(Stored items from a collection)
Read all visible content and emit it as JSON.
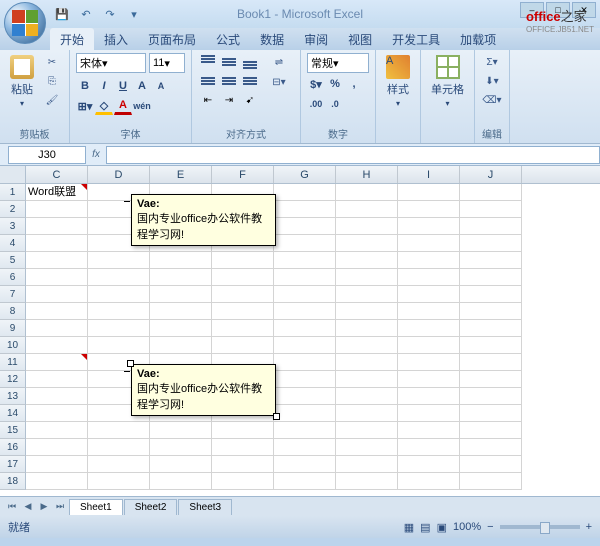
{
  "window": {
    "title": "Book1 - Microsoft Excel"
  },
  "watermark": {
    "brand_en": "office",
    "brand_cn": "之家",
    "url": "OFFICE.JB51.NET"
  },
  "qat": {
    "save": "💾",
    "undo": "↶",
    "redo": "↷"
  },
  "tabs": [
    "开始",
    "插入",
    "页面布局",
    "公式",
    "数据",
    "审阅",
    "视图",
    "开发工具",
    "加载项"
  ],
  "ribbon": {
    "clipboard": {
      "label": "剪贴板",
      "paste": "粘贴"
    },
    "font": {
      "label": "字体",
      "name": "宋体",
      "size": "11",
      "increase": "A",
      "decrease": "A"
    },
    "align": {
      "label": "对齐方式"
    },
    "number": {
      "label": "数字",
      "format": "常规",
      "percent": "%",
      "comma": ","
    },
    "styles": {
      "label": "样式",
      "btn": "样式"
    },
    "cells": {
      "label": "单元格",
      "btn": "单元格"
    },
    "editing": {
      "label": "编辑"
    }
  },
  "namebox": "J30",
  "fx": "fx",
  "columns": [
    "C",
    "D",
    "E",
    "F",
    "G",
    "H",
    "I",
    "J"
  ],
  "rows": [
    1,
    2,
    3,
    4,
    5,
    6,
    7,
    8,
    9,
    10,
    11,
    12,
    13,
    14,
    15,
    16,
    17,
    18
  ],
  "cell_c1": "Word联盟",
  "comments": [
    {
      "author": "Vae:",
      "text": "国内专业office办公软件教程学习网!"
    },
    {
      "author": "Vae:",
      "text": "国内专业office办公软件教程学习网!"
    }
  ],
  "sheets": [
    "Sheet1",
    "Sheet2",
    "Sheet3"
  ],
  "status": {
    "ready": "就绪",
    "zoom": "100%",
    "minus": "−",
    "plus": "+"
  }
}
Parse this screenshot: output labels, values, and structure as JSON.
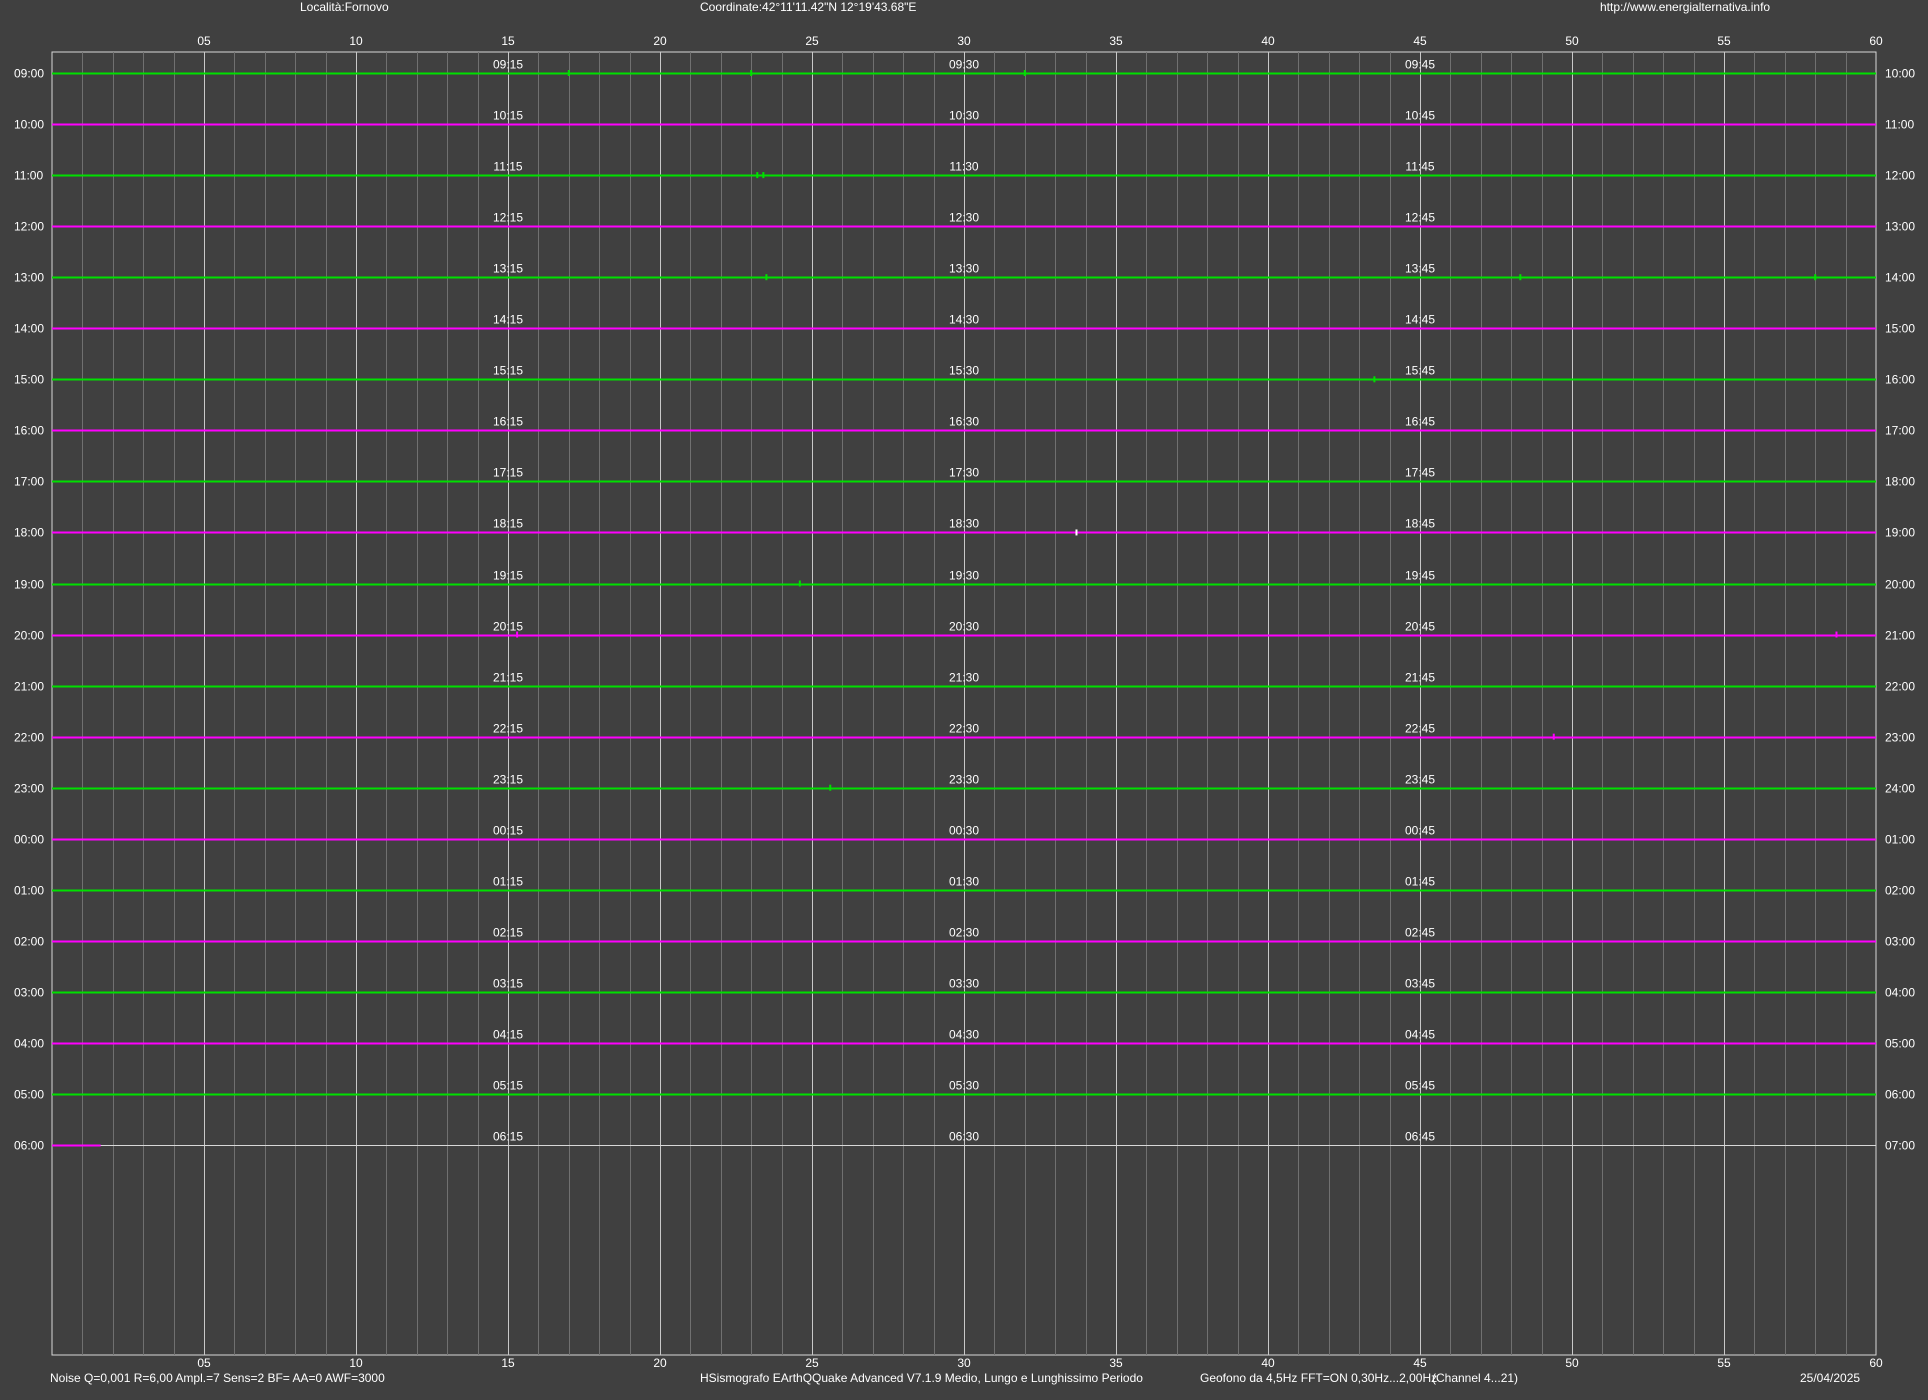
{
  "header": {
    "location": "Località:Fornovo",
    "coordinates": "Coordinate:42°11'11.42\"N  12°19'43.68\"E",
    "url": "http://www.energialternativa.info"
  },
  "footer": {
    "noise": "Noise Q=0,001 R=6,00 Ampl.=7 Sens=2 BF= AA=0 AWF=3000",
    "software": "HSismografo  EArthQQuake Advanced V7.1.9  Medio, Lungo e Lunghissimo Periodo",
    "geofono": "Geofono da 4,5Hz FFT=ON 0,30Hz...2,00Hz",
    "channel": "(Channel 4...21)",
    "date": "25/04/2025"
  },
  "chart_data": {
    "type": "line",
    "title": "",
    "xlabel": "",
    "ylabel": "",
    "xlim": [
      0,
      60
    ],
    "x_ticks": [
      "05",
      "10",
      "15",
      "20",
      "25",
      "30",
      "35",
      "40",
      "45",
      "50",
      "55",
      "60"
    ],
    "grid": true,
    "rows_left": [
      "09:00",
      "10:00",
      "11:00",
      "12:00",
      "13:00",
      "14:00",
      "15:00",
      "16:00",
      "17:00",
      "18:00",
      "19:00",
      "20:00",
      "21:00",
      "22:00",
      "23:00",
      "00:00",
      "01:00",
      "02:00",
      "03:00",
      "04:00",
      "05:00",
      "06:00"
    ],
    "rows_right": [
      "10:00",
      "11:00",
      "12:00",
      "13:00",
      "14:00",
      "15:00",
      "16:00",
      "17:00",
      "18:00",
      "19:00",
      "20:00",
      "21:00",
      "22:00",
      "23:00",
      "24:00",
      "01:00",
      "02:00",
      "03:00",
      "04:00",
      "05:00",
      "06:00",
      "07:00"
    ],
    "quarter_labels": [
      [
        "09:15",
        "09:30",
        "09:45"
      ],
      [
        "10:15",
        "10:30",
        "10:45"
      ],
      [
        "11:15",
        "11:30",
        "11:45"
      ],
      [
        "12:15",
        "12:30",
        "12:45"
      ],
      [
        "13:15",
        "13:30",
        "13:45"
      ],
      [
        "14:15",
        "14:30",
        "14:45"
      ],
      [
        "15:15",
        "15:30",
        "15:45"
      ],
      [
        "16:15",
        "16:30",
        "16:45"
      ],
      [
        "17:15",
        "17:30",
        "17:45"
      ],
      [
        "18:15",
        "18:30",
        "18:45"
      ],
      [
        "19:15",
        "19:30",
        "19:45"
      ],
      [
        "20:15",
        "20:30",
        "20:45"
      ],
      [
        "21:15",
        "21:30",
        "21:45"
      ],
      [
        "22:15",
        "22:30",
        "22:45"
      ],
      [
        "23:15",
        "23:30",
        "23:45"
      ],
      [
        "00:15",
        "00:30",
        "00:45"
      ],
      [
        "01:15",
        "01:30",
        "01:45"
      ],
      [
        "02:15",
        "02:30",
        "02:45"
      ],
      [
        "03:15",
        "03:30",
        "03:45"
      ],
      [
        "04:15",
        "04:30",
        "04:45"
      ],
      [
        "05:15",
        "05:30",
        "05:45"
      ],
      [
        "06:15",
        "06:30",
        "06:45"
      ]
    ],
    "trace_colors": [
      "#00e000",
      "#ff00ff"
    ],
    "last_row_trace_end_minute": 1.6,
    "events": [
      {
        "row": 0,
        "minute": 17.0
      },
      {
        "row": 0,
        "minute": 23.0
      },
      {
        "row": 0,
        "minute": 32.0
      },
      {
        "row": 2,
        "minute": 23.2
      },
      {
        "row": 2,
        "minute": 23.4
      },
      {
        "row": 4,
        "minute": 23.5
      },
      {
        "row": 4,
        "minute": 48.3
      },
      {
        "row": 4,
        "minute": 58.0
      },
      {
        "row": 6,
        "minute": 43.5
      },
      {
        "row": 9,
        "minute": 33.7
      },
      {
        "row": 10,
        "minute": 24.6
      },
      {
        "row": 11,
        "minute": 15.3
      },
      {
        "row": 11,
        "minute": 58.7
      },
      {
        "row": 13,
        "minute": 49.4
      },
      {
        "row": 14,
        "minute": 25.6
      }
    ]
  }
}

EXERCISE GOAL: Print out every entry above without changing a word, and leave out the pictures.

SOLUTION TO THIS TASK:
Read all visible content and emit it as JSON.
{
  "window": {
    "title": "Book1 - Microsoft Excel"
  },
  "watermark": {
    "brand_en": "office",
    "brand_cn": "之家",
    "url": "OFFICE.JB51.NET"
  },
  "qat": {
    "save": "💾",
    "undo": "↶",
    "redo": "↷"
  },
  "tabs": [
    "开始",
    "插入",
    "页面布局",
    "公式",
    "数据",
    "审阅",
    "视图",
    "开发工具",
    "加载项"
  ],
  "ribbon": {
    "clipboard": {
      "label": "剪贴板",
      "paste": "粘贴"
    },
    "font": {
      "label": "字体",
      "name": "宋体",
      "size": "11",
      "increase": "A",
      "decrease": "A"
    },
    "align": {
      "label": "对齐方式"
    },
    "number": {
      "label": "数字",
      "format": "常规",
      "percent": "%",
      "comma": ","
    },
    "styles": {
      "label": "样式",
      "btn": "样式"
    },
    "cells": {
      "label": "单元格",
      "btn": "单元格"
    },
    "editing": {
      "label": "编辑"
    }
  },
  "namebox": "J30",
  "fx": "fx",
  "columns": [
    "C",
    "D",
    "E",
    "F",
    "G",
    "H",
    "I",
    "J"
  ],
  "rows": [
    1,
    2,
    3,
    4,
    5,
    6,
    7,
    8,
    9,
    10,
    11,
    12,
    13,
    14,
    15,
    16,
    17,
    18
  ],
  "cell_c1": "Word联盟",
  "comments": [
    {
      "author": "Vae:",
      "text": "国内专业office办公软件教程学习网!"
    },
    {
      "author": "Vae:",
      "text": "国内专业office办公软件教程学习网!"
    }
  ],
  "sheets": [
    "Sheet1",
    "Sheet2",
    "Sheet3"
  ],
  "status": {
    "ready": "就绪",
    "zoom": "100%",
    "minus": "−",
    "plus": "+"
  }
}
Parse this screenshot: output labels, values, and structure as JSON.
{
  "header": {
    "location": "Località:Fornovo",
    "coordinates": "Coordinate:42°11'11.42\"N  12°19'43.68\"E",
    "url": "http://www.energialternativa.info"
  },
  "footer": {
    "noise": "Noise Q=0,001 R=6,00 Ampl.=7 Sens=2 BF= AA=0 AWF=3000",
    "software": "HSismografo  EArthQQuake Advanced V7.1.9  Medio, Lungo e Lunghissimo Periodo",
    "geofono": "Geofono da 4,5Hz FFT=ON 0,30Hz...2,00Hz",
    "channel": "(Channel 4...21)",
    "date": "25/04/2025"
  },
  "chart_data": {
    "type": "line",
    "title": "",
    "xlabel": "",
    "ylabel": "",
    "xlim": [
      0,
      60
    ],
    "x_ticks": [
      "05",
      "10",
      "15",
      "20",
      "25",
      "30",
      "35",
      "40",
      "45",
      "50",
      "55",
      "60"
    ],
    "grid": true,
    "rows_left": [
      "09:00",
      "10:00",
      "11:00",
      "12:00",
      "13:00",
      "14:00",
      "15:00",
      "16:00",
      "17:00",
      "18:00",
      "19:00",
      "20:00",
      "21:00",
      "22:00",
      "23:00",
      "00:00",
      "01:00",
      "02:00",
      "03:00",
      "04:00",
      "05:00",
      "06:00"
    ],
    "rows_right": [
      "10:00",
      "11:00",
      "12:00",
      "13:00",
      "14:00",
      "15:00",
      "16:00",
      "17:00",
      "18:00",
      "19:00",
      "20:00",
      "21:00",
      "22:00",
      "23:00",
      "24:00",
      "01:00",
      "02:00",
      "03:00",
      "04:00",
      "05:00",
      "06:00",
      "07:00"
    ],
    "quarter_labels": [
      [
        "09:15",
        "09:30",
        "09:45"
      ],
      [
        "10:15",
        "10:30",
        "10:45"
      ],
      [
        "11:15",
        "11:30",
        "11:45"
      ],
      [
        "12:15",
        "12:30",
        "12:45"
      ],
      [
        "13:15",
        "13:30",
        "13:45"
      ],
      [
        "14:15",
        "14:30",
        "14:45"
      ],
      [
        "15:15",
        "15:30",
        "15:45"
      ],
      [
        "16:15",
        "16:30",
        "16:45"
      ],
      [
        "17:15",
        "17:30",
        "17:45"
      ],
      [
        "18:15",
        "18:30",
        "18:45"
      ],
      [
        "19:15",
        "19:30",
        "19:45"
      ],
      [
        "20:15",
        "20:30",
        "20:45"
      ],
      [
        "21:15",
        "21:30",
        "21:45"
      ],
      [
        "22:15",
        "22:30",
        "22:45"
      ],
      [
        "23:15",
        "23:30",
        "23:45"
      ],
      [
        "00:15",
        "00:30",
        "00:45"
      ],
      [
        "01:15",
        "01:30",
        "01:45"
      ],
      [
        "02:15",
        "02:30",
        "02:45"
      ],
      [
        "03:15",
        "03:30",
        "03:45"
      ],
      [
        "04:15",
        "04:30",
        "04:45"
      ],
      [
        "05:15",
        "05:30",
        "05:45"
      ],
      [
        "06:15",
        "06:30",
        "06:45"
      ]
    ],
    "trace_colors": [
      "#00e000",
      "#ff00ff"
    ],
    "last_row_trace_end_minute": 1.6,
    "events": [
      {
        "row": 0,
        "minute": 17.0
      },
      {
        "row": 0,
        "minute": 23.0
      },
      {
        "row": 0,
        "minute": 32.0
      },
      {
        "row": 2,
        "minute": 23.2
      },
      {
        "row": 2,
        "minute": 23.4
      },
      {
        "row": 4,
        "minute": 23.5
      },
      {
        "row": 4,
        "minute": 48.3
      },
      {
        "row": 4,
        "minute": 58.0
      },
      {
        "row": 6,
        "minute": 43.5
      },
      {
        "row": 9,
        "minute": 33.7
      },
      {
        "row": 10,
        "minute": 24.6
      },
      {
        "row": 11,
        "minute": 15.3
      },
      {
        "row": 11,
        "minute": 58.7
      },
      {
        "row": 13,
        "minute": 49.4
      },
      {
        "row": 14,
        "minute": 25.6
      }
    ]
  }
}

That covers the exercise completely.